Do any lines in the data below contain "color"? If so, copy every one of them.

**********

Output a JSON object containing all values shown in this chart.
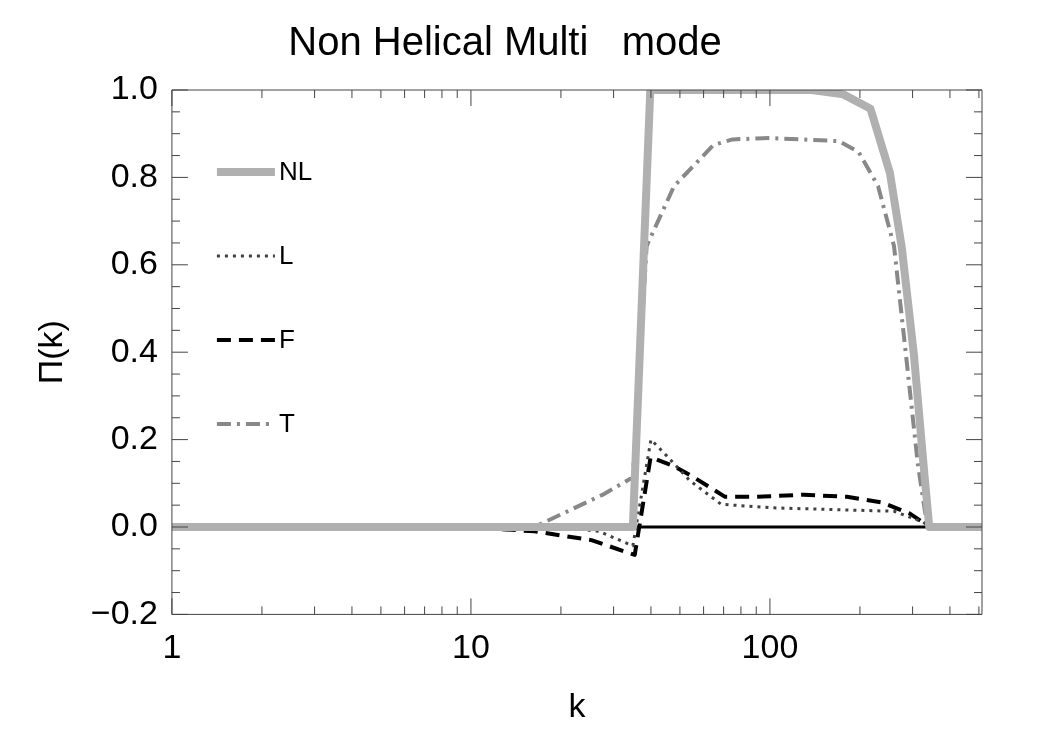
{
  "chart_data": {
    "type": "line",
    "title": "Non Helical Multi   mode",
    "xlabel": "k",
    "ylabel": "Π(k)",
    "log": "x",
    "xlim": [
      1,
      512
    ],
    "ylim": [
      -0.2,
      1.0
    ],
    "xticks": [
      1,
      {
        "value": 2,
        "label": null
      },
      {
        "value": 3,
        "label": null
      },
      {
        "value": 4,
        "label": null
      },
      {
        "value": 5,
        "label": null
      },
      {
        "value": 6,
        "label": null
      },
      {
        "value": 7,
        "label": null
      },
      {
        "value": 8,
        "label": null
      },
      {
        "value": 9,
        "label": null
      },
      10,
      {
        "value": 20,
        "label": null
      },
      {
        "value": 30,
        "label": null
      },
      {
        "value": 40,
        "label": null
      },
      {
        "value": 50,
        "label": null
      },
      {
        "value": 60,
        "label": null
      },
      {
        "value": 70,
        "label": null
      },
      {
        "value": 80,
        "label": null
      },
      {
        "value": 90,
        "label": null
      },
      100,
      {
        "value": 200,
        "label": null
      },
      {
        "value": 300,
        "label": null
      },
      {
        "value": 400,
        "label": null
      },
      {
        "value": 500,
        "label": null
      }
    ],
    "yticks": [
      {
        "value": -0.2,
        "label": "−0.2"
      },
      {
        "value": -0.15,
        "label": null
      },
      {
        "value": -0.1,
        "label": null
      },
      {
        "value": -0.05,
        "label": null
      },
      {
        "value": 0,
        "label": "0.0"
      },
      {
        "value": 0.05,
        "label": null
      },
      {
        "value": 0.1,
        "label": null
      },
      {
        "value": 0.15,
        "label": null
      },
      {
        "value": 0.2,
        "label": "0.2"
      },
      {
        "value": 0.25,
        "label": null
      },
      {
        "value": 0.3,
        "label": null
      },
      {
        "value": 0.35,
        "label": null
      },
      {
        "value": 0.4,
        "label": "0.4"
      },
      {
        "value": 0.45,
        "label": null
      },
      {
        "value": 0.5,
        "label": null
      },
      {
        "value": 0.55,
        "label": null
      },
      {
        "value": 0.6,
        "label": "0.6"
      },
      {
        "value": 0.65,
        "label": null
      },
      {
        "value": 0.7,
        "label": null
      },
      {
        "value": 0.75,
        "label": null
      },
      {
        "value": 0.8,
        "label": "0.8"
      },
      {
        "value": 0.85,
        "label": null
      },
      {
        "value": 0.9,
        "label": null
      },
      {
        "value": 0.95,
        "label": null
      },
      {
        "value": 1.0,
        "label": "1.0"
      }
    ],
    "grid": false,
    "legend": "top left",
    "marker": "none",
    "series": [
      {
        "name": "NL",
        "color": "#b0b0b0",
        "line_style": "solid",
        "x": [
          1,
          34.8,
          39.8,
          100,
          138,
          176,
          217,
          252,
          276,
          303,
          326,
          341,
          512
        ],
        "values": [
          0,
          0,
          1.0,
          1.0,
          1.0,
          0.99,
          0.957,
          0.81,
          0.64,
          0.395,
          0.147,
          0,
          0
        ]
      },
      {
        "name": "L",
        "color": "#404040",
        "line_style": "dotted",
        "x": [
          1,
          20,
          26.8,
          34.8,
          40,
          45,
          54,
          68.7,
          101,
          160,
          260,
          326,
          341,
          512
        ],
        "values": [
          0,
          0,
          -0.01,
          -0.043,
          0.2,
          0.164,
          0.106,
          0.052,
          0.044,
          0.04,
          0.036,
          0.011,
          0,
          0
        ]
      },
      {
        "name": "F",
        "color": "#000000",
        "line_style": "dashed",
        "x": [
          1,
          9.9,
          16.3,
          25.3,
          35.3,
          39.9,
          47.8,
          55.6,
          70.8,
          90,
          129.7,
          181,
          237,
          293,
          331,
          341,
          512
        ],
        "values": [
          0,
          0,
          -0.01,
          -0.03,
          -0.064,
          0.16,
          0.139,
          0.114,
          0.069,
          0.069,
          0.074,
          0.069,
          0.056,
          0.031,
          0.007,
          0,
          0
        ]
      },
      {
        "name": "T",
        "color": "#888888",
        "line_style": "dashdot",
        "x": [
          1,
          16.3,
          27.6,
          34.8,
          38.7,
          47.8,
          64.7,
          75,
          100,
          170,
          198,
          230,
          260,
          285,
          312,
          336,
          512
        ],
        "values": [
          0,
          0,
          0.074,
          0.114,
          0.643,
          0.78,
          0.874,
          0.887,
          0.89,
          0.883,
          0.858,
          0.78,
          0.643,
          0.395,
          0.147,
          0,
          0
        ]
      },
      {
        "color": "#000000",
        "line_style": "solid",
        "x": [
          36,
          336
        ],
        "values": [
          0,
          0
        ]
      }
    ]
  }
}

**********

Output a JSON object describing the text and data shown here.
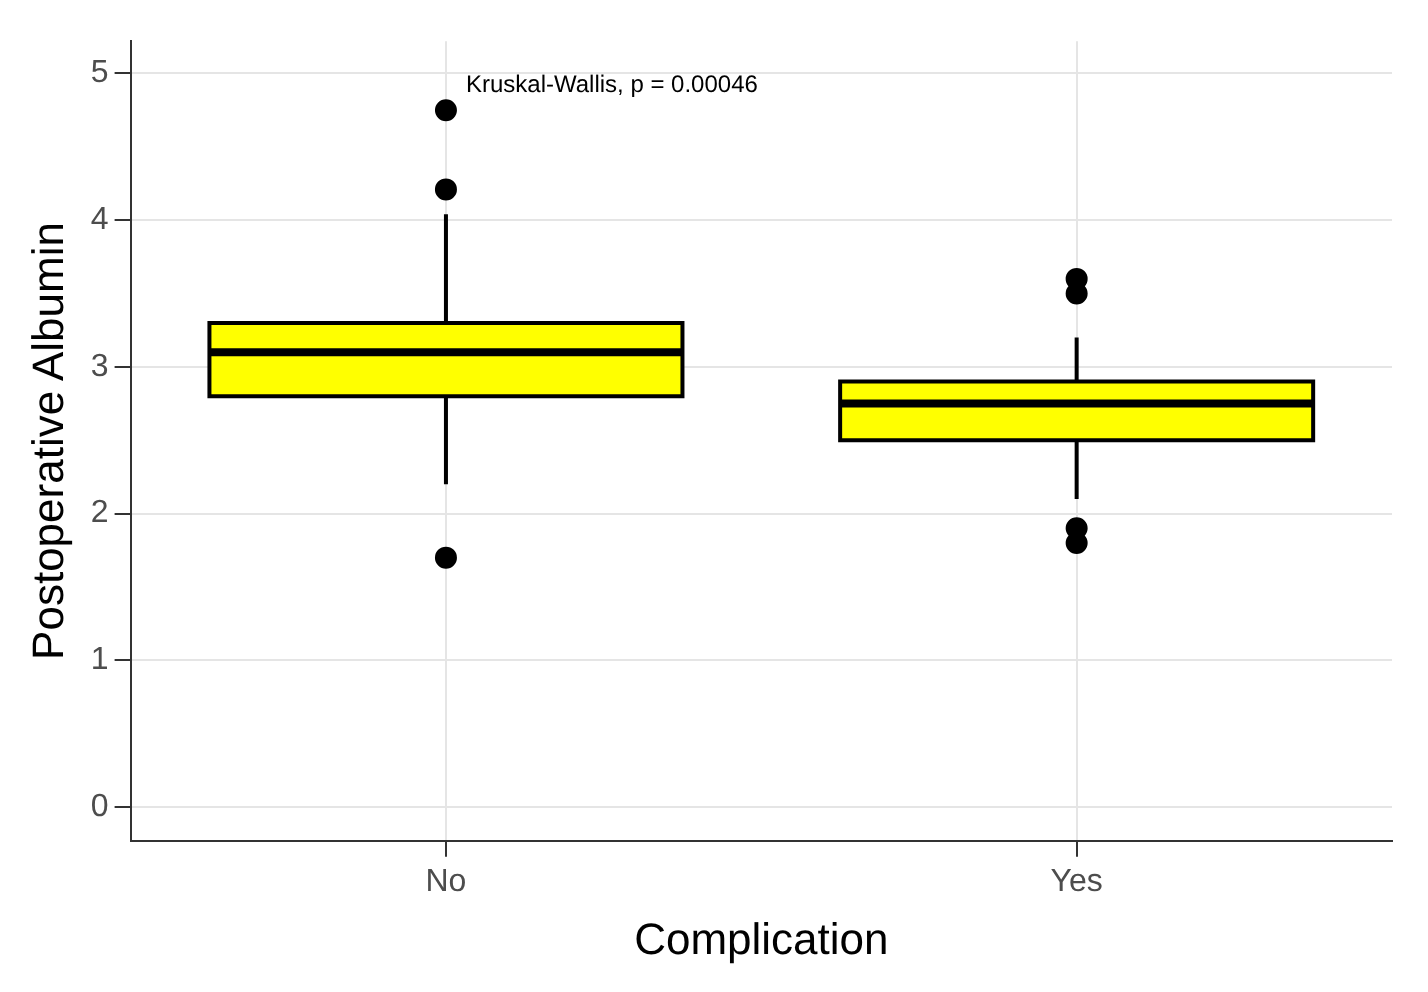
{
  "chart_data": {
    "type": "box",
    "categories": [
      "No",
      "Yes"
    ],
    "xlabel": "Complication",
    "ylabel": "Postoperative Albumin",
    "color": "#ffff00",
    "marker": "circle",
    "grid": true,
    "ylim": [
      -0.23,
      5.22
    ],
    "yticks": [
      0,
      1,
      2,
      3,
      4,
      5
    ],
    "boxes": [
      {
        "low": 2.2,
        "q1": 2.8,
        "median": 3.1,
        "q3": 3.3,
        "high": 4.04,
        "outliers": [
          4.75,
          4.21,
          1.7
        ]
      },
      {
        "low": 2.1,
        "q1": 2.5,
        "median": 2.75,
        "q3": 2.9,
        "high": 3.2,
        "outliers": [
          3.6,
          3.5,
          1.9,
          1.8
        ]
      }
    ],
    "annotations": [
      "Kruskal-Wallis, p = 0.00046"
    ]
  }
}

**********

> **Solution**
        "color": "#b0b0b0",
        "color": "#404040",
        "color": "#000000",
        "color": "#888888",
        "color": "#000000",
    "color": "#ffff00",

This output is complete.